Reproduza fielmente todas as linhas que aparecem abaixo, sem incluir as imagens na resposta.
───
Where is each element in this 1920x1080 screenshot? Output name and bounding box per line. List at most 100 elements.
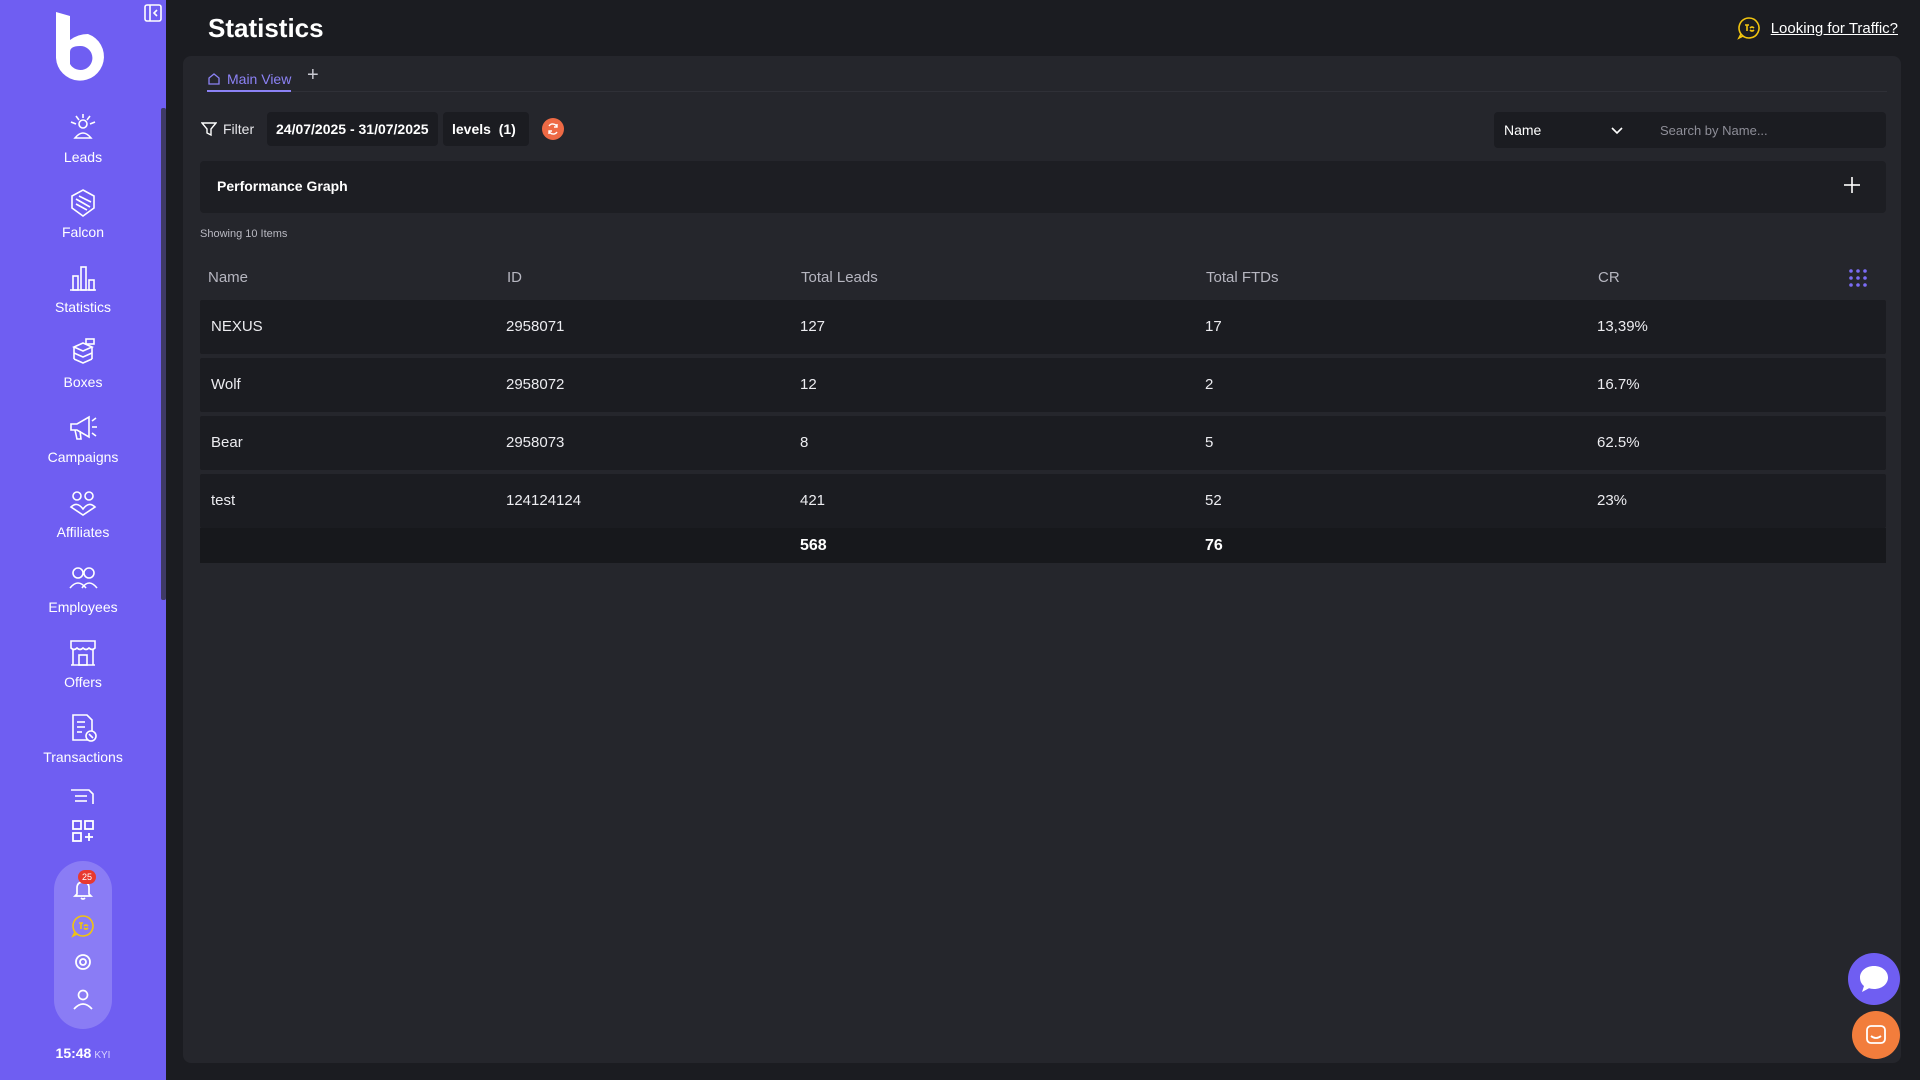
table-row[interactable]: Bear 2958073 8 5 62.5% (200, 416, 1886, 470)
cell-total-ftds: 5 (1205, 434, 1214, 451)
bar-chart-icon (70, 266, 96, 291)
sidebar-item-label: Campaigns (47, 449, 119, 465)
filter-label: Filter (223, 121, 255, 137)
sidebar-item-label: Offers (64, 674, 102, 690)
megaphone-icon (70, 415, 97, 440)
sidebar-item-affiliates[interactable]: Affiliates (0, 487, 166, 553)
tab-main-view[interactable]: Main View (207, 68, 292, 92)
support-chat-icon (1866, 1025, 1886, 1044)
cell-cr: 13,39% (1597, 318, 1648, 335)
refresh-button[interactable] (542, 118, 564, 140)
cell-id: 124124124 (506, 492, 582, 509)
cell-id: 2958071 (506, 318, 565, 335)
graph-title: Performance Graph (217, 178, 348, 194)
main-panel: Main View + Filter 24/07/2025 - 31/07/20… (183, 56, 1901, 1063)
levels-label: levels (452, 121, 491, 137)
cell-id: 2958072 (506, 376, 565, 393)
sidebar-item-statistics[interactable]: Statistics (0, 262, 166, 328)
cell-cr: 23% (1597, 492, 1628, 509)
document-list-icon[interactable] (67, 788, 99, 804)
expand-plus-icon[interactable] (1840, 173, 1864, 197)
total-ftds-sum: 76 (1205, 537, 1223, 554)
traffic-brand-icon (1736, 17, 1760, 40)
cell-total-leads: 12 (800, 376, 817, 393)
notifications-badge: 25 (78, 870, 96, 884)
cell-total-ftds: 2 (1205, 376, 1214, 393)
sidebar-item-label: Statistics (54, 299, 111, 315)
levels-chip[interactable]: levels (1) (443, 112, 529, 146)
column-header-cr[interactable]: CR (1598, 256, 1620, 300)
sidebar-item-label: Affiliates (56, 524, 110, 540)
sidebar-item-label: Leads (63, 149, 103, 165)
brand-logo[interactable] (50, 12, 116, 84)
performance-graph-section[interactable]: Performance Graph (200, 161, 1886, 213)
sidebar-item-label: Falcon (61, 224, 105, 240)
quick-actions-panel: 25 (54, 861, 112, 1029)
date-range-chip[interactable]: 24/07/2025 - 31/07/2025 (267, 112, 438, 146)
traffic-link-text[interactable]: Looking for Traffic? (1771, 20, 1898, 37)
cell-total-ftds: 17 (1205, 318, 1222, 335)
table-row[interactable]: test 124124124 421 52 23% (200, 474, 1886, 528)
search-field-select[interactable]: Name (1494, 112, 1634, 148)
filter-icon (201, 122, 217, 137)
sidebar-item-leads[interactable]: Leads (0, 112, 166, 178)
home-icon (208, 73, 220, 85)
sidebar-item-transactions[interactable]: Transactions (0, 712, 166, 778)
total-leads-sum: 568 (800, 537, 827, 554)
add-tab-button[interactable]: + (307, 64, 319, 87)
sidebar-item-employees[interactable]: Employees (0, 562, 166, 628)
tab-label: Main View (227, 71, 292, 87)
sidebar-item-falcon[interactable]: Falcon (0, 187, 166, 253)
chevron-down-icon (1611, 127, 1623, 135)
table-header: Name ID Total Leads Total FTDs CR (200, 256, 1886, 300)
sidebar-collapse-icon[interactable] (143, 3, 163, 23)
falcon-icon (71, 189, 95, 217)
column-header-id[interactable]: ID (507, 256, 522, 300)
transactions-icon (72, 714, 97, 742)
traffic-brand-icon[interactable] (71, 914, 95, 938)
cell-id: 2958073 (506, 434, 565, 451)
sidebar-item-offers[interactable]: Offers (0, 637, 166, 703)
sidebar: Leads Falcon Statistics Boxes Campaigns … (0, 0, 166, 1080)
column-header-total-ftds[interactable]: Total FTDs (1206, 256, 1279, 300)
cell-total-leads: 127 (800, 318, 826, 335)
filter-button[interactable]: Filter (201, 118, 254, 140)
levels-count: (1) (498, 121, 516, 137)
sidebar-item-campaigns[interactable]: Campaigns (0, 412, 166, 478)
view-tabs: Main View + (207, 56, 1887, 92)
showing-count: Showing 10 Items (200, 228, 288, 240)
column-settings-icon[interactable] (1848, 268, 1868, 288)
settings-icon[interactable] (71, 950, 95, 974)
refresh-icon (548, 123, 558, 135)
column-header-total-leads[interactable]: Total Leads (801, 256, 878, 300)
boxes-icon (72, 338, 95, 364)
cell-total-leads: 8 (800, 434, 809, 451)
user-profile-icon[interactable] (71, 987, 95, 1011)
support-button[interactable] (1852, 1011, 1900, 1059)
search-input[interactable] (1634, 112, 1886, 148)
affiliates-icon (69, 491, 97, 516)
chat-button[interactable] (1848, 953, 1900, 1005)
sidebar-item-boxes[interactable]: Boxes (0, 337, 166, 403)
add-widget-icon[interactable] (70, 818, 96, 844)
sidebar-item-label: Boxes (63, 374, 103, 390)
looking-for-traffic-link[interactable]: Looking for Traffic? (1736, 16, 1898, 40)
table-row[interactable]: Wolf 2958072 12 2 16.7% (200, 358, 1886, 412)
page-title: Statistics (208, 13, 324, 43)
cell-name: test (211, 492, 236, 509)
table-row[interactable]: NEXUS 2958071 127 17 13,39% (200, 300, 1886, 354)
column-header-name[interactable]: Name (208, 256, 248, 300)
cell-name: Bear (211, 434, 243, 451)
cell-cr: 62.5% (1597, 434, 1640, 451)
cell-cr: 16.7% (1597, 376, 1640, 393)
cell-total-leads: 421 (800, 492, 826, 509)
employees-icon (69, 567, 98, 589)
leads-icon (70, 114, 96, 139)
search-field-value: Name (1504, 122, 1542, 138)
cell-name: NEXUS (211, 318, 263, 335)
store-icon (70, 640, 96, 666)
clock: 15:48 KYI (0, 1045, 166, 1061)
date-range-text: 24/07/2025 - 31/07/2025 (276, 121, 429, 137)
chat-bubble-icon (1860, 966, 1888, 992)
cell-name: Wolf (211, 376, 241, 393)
───
Resposta -
Where is each element in this 1920x1080 screenshot? Output name and bounding box per line. List at most 100 elements.
table-row[interactable]: Bear 2958073 8 5 62.5% (200, 416, 1886, 470)
cell-total-ftds: 5 (1205, 434, 1214, 451)
bar-chart-icon (70, 266, 96, 291)
sidebar-item-label: Campaigns (47, 449, 119, 465)
filter-label: Filter (223, 121, 255, 137)
sidebar-item-label: Offers (64, 674, 102, 690)
megaphone-icon (70, 415, 97, 440)
sidebar-item-affiliates[interactable]: Affiliates (0, 487, 166, 553)
tab-main-view[interactable]: Main View (207, 68, 292, 92)
support-chat-icon (1866, 1025, 1886, 1044)
cell-cr: 13,39% (1597, 318, 1648, 335)
refresh-button[interactable] (542, 118, 564, 140)
cell-id: 124124124 (506, 492, 582, 509)
cell-id: 2958071 (506, 318, 565, 335)
graph-title: Performance Graph (217, 178, 348, 194)
main-panel: Main View + Filter 24/07/2025 - 31/07/20… (183, 56, 1901, 1063)
levels-label: levels (452, 121, 491, 137)
cell-id: 2958072 (506, 376, 565, 393)
sidebar-item-statistics[interactable]: Statistics (0, 262, 166, 328)
cell-cr: 23% (1597, 492, 1628, 509)
document-list-icon[interactable] (67, 788, 99, 804)
expand-plus-icon[interactable] (1840, 173, 1864, 197)
total-ftds-sum: 76 (1205, 537, 1223, 554)
traffic-brand-icon (1736, 17, 1760, 40)
cell-total-leads: 12 (800, 376, 817, 393)
notifications-badge: 25 (78, 870, 96, 884)
cell-total-ftds: 2 (1205, 376, 1214, 393)
sidebar-item-label: Statistics (54, 299, 111, 315)
levels-chip[interactable]: levels (1) (443, 112, 529, 146)
column-header-cr[interactable]: CR (1598, 256, 1620, 300)
sidebar-item-label: Affiliates (56, 524, 110, 540)
sidebar-item-label: Leads (63, 149, 103, 165)
brand-logo[interactable] (50, 12, 116, 84)
performance-graph-section[interactable]: Performance Graph (200, 161, 1886, 213)
sidebar-item-label: Falcon (61, 224, 105, 240)
quick-actions-panel: 25 (54, 861, 112, 1029)
date-range-chip[interactable]: 24/07/2025 - 31/07/2025 (267, 112, 438, 146)
traffic-link-text[interactable]: Looking for Traffic? (1771, 20, 1898, 37)
cell-total-ftds: 17 (1205, 318, 1222, 335)
table-row[interactable]: test 124124124 421 52 23% (200, 474, 1886, 528)
search-field-select[interactable]: Name (1494, 112, 1634, 148)
filter-icon (201, 122, 217, 137)
sidebar-item-leads[interactable]: Leads (0, 112, 166, 178)
home-icon (208, 73, 220, 85)
sidebar-item-transactions[interactable]: Transactions (0, 712, 166, 778)
total-leads-sum: 568 (800, 537, 827, 554)
add-tab-button[interactable]: + (307, 64, 319, 87)
sidebar-item-employees[interactable]: Employees (0, 562, 166, 628)
tab-label: Main View (227, 71, 292, 87)
sidebar-item-falcon[interactable]: Falcon (0, 187, 166, 253)
chevron-down-icon (1611, 127, 1623, 135)
table-header: Name ID Total Leads Total FTDs CR (200, 256, 1886, 300)
sidebar-collapse-icon[interactable] (143, 3, 163, 23)
falcon-icon (71, 189, 95, 217)
column-header-id[interactable]: ID (507, 256, 522, 300)
transactions-icon (72, 714, 97, 742)
traffic-brand-icon[interactable] (71, 914, 95, 938)
cell-id: 2958073 (506, 434, 565, 451)
sidebar-item-offers[interactable]: Offers (0, 637, 166, 703)
sidebar: Leads Falcon Statistics Boxes Campaigns … (0, 0, 166, 1080)
column-header-total-ftds[interactable]: Total FTDs (1206, 256, 1279, 300)
cell-total-leads: 127 (800, 318, 826, 335)
filter-button[interactable]: Filter (201, 118, 254, 140)
levels-count: (1) (498, 121, 516, 137)
sidebar-item-campaigns[interactable]: Campaigns (0, 412, 166, 478)
view-tabs: Main View + (207, 56, 1887, 92)
showing-count: Showing 10 Items (200, 228, 288, 240)
column-settings-icon[interactable] (1848, 268, 1868, 288)
settings-icon[interactable] (71, 950, 95, 974)
refresh-icon (548, 123, 558, 135)
column-header-total-leads[interactable]: Total Leads (801, 256, 878, 300)
boxes-icon (72, 338, 95, 364)
cell-total-leads: 8 (800, 434, 809, 451)
user-profile-icon[interactable] (71, 987, 95, 1011)
support-button[interactable] (1852, 1011, 1900, 1059)
search-input[interactable] (1634, 112, 1886, 148)
affiliates-icon (69, 491, 97, 516)
chat-button[interactable] (1848, 953, 1900, 1005)
sidebar-item-boxes[interactable]: Boxes (0, 337, 166, 403)
add-widget-icon[interactable] (70, 818, 96, 844)
sidebar-item-label: Boxes (63, 374, 103, 390)
looking-for-traffic-link[interactable]: Looking for Traffic? (1736, 16, 1898, 40)
table-row[interactable]: Wolf 2958072 12 2 16.7% (200, 358, 1886, 412)
page-title: Statistics (208, 13, 324, 43)
cell-name: test (211, 492, 236, 509)
table-row[interactable]: NEXUS 2958071 127 17 13,39% (200, 300, 1886, 354)
column-header-name[interactable]: Name (208, 256, 248, 300)
cell-name: Bear (211, 434, 243, 451)
cell-cr: 62.5% (1597, 434, 1640, 451)
cell-cr: 16.7% (1597, 376, 1640, 393)
cell-total-leads: 421 (800, 492, 826, 509)
employees-icon (69, 567, 98, 589)
leads-icon (70, 114, 96, 139)
search-field-value: Name (1504, 122, 1542, 138)
cell-name: NEXUS (211, 318, 263, 335)
store-icon (70, 640, 96, 666)
clock: 15:48 KYI (0, 1045, 166, 1061)
date-range-text: 24/07/2025 - 31/07/2025 (276, 121, 429, 137)
chat-bubble-icon (1860, 966, 1888, 992)
cell-name: Wolf (211, 376, 241, 393)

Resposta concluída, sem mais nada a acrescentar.